Copy the data that follows, character for character, minus the pictures.

· · · · ·

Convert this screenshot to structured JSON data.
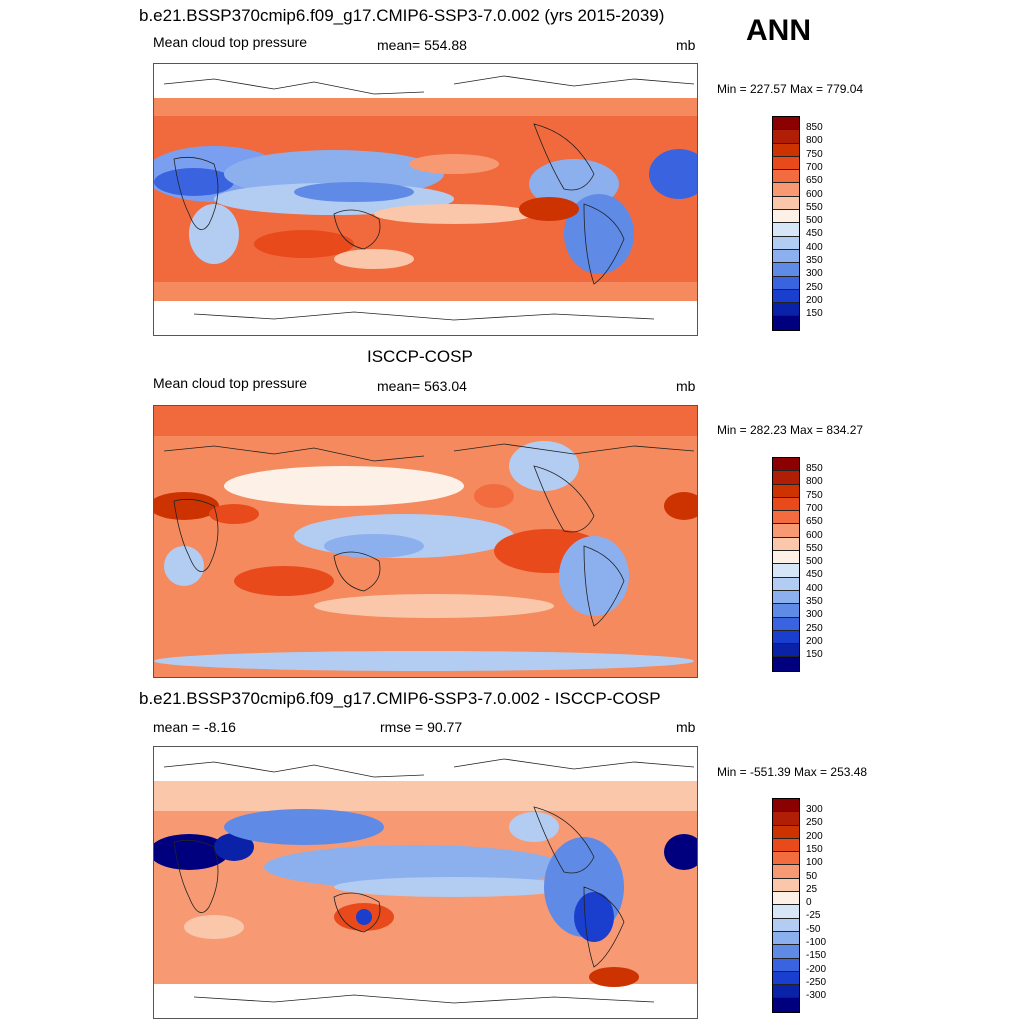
{
  "season": "ANN",
  "panel1": {
    "title": "b.e21.BSSP370cmip6.f09_g17.CMIP6-SSP3-7.0.002 (yrs 2015-2039)",
    "left_label": "Mean cloud top pressure",
    "center_label": "mean= 554.88",
    "units": "mb",
    "minmax": "Min = 227.57 Max = 779.04",
    "colorbar_labels": [
      "850",
      "800",
      "750",
      "700",
      "650",
      "600",
      "550",
      "500",
      "450",
      "400",
      "350",
      "300",
      "250",
      "200",
      "150"
    ]
  },
  "panel2": {
    "title": "ISCCP-COSP",
    "left_label": "Mean cloud top pressure",
    "center_label": "mean= 563.04",
    "units": "mb",
    "minmax": "Min = 282.23 Max = 834.27",
    "colorbar_labels": [
      "850",
      "800",
      "750",
      "700",
      "650",
      "600",
      "550",
      "500",
      "450",
      "400",
      "350",
      "300",
      "250",
      "200",
      "150"
    ]
  },
  "panel3": {
    "title": "b.e21.BSSP370cmip6.f09_g17.CMIP6-SSP3-7.0.002 - ISCCP-COSP",
    "left_label": "mean =  -8.16",
    "center_label": "rmse =  90.77",
    "units": "mb",
    "minmax": "Min = -551.39 Max = 253.48",
    "colorbar_labels": [
      "300",
      "250",
      "200",
      "150",
      "100",
      "50",
      "25",
      "0",
      "-25",
      "-50",
      "-100",
      "-150",
      "-200",
      "-250",
      "-300"
    ]
  },
  "colorbar_colors": [
    "#8b0000",
    "#b01f05",
    "#cc3300",
    "#e84a1c",
    "#f26c3f",
    "#f79a74",
    "#fbc7ab",
    "#fdf0e6",
    "#d6e6f7",
    "#b3cdf2",
    "#8cb0ee",
    "#5f8ae6",
    "#3a63e0",
    "#1a3fcf",
    "#0a22a8",
    "#00007f"
  ]
}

· · · · ·

▶ [Complete answer]
Convert this screenshot to structured JSON data.
{
  "season": "ANN",
  "panel1": {
    "title": "b.e21.BSSP370cmip6.f09_g17.CMIP6-SSP3-7.0.002 (yrs 2015-2039)",
    "left_label": "Mean cloud top pressure",
    "center_label": "mean= 554.88",
    "units": "mb",
    "minmax": "Min = 227.57 Max = 779.04",
    "colorbar_labels": [
      "850",
      "800",
      "750",
      "700",
      "650",
      "600",
      "550",
      "500",
      "450",
      "400",
      "350",
      "300",
      "250",
      "200",
      "150"
    ]
  },
  "panel2": {
    "title": "ISCCP-COSP",
    "left_label": "Mean cloud top pressure",
    "center_label": "mean= 563.04",
    "units": "mb",
    "minmax": "Min = 282.23 Max = 834.27",
    "colorbar_labels": [
      "850",
      "800",
      "750",
      "700",
      "650",
      "600",
      "550",
      "500",
      "450",
      "400",
      "350",
      "300",
      "250",
      "200",
      "150"
    ]
  },
  "panel3": {
    "title": "b.e21.BSSP370cmip6.f09_g17.CMIP6-SSP3-7.0.002 - ISCCP-COSP",
    "left_label": "mean =  -8.16",
    "center_label": "rmse =  90.77",
    "units": "mb",
    "minmax": "Min = -551.39 Max = 253.48",
    "colorbar_labels": [
      "300",
      "250",
      "200",
      "150",
      "100",
      "50",
      "25",
      "0",
      "-25",
      "-50",
      "-100",
      "-150",
      "-200",
      "-250",
      "-300"
    ]
  },
  "colorbar_colors": [
    "#8b0000",
    "#b01f05",
    "#cc3300",
    "#e84a1c",
    "#f26c3f",
    "#f79a74",
    "#fbc7ab",
    "#fdf0e6",
    "#d6e6f7",
    "#b3cdf2",
    "#8cb0ee",
    "#5f8ae6",
    "#3a63e0",
    "#1a3fcf",
    "#0a22a8",
    "#00007f"
  ]
}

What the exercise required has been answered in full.